>> Start Records for the task

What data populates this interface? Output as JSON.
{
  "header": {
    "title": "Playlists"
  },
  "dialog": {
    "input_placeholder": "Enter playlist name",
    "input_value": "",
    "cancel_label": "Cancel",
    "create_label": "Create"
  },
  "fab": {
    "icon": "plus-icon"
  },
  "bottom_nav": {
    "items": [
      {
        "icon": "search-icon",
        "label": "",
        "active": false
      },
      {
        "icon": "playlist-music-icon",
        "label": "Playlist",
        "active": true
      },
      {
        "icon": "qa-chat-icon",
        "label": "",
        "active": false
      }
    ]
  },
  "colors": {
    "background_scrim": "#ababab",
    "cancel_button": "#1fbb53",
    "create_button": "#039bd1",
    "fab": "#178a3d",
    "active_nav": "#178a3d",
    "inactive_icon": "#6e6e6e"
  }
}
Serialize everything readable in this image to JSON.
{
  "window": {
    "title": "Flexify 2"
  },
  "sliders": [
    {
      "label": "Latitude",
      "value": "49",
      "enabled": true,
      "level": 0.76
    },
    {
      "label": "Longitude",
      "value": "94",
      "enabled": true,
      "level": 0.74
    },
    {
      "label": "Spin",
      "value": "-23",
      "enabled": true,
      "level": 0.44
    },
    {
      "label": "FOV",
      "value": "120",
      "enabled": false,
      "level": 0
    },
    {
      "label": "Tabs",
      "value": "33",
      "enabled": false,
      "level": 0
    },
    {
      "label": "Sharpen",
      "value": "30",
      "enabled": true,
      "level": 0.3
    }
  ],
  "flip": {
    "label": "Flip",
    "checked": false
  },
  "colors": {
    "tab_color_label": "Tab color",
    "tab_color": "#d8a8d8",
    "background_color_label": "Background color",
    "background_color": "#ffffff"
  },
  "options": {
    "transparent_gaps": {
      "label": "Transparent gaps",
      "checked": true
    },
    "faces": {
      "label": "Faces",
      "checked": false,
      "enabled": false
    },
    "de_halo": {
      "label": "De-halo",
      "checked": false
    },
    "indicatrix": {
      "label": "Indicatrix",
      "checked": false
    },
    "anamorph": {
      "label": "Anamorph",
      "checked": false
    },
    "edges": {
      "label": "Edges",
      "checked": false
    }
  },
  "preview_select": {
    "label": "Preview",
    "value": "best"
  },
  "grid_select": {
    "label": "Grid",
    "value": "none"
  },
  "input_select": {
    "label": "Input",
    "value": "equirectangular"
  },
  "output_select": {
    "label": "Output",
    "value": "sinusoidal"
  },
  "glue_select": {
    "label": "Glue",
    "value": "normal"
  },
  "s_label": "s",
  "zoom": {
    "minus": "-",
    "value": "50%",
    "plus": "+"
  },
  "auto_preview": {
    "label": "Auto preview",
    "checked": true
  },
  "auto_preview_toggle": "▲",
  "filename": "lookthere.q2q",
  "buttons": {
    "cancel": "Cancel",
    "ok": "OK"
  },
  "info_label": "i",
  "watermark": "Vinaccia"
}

>> End Records for the task

● **Instruction**:
Go through the material above and copy each line that has the word "this".

● **Result of the exercise**:
What data populates this interface? Output as JSON.
Serialize everything readable in this image to JSON.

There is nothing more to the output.